## Job
Copy each line that contains the string "page".

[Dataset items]
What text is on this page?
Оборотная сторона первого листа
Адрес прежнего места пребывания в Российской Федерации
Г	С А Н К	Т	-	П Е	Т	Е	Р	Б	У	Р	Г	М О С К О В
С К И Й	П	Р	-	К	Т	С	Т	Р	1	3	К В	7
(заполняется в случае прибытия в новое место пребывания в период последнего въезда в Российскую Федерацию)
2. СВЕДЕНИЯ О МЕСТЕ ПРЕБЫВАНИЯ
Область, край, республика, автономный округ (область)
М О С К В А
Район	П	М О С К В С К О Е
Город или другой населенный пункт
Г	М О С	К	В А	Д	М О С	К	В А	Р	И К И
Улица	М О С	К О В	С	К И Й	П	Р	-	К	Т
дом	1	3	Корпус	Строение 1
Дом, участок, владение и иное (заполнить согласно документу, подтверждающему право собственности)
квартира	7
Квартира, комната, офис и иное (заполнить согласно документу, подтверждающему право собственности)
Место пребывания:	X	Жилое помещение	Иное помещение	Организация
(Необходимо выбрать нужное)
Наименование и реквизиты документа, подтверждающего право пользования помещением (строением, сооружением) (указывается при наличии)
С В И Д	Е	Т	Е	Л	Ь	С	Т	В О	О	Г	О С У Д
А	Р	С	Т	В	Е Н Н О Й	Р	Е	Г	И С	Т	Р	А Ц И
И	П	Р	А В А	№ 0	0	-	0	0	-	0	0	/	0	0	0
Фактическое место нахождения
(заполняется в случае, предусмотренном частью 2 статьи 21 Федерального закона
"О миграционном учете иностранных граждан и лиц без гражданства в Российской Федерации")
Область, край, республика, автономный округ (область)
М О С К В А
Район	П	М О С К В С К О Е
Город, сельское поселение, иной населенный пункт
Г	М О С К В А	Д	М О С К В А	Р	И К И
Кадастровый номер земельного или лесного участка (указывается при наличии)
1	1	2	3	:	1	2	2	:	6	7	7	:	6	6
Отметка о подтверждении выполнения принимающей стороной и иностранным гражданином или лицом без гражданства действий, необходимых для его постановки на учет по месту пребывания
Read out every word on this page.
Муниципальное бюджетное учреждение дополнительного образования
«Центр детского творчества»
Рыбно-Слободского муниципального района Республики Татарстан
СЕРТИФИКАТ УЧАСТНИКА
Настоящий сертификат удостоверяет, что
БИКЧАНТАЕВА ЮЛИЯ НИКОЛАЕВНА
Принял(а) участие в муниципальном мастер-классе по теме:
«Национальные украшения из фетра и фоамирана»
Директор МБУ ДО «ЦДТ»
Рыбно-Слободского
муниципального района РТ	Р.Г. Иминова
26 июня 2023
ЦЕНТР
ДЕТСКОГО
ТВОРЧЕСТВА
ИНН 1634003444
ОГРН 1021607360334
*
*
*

## Reply
What text is on this page?
Read out every word on this page.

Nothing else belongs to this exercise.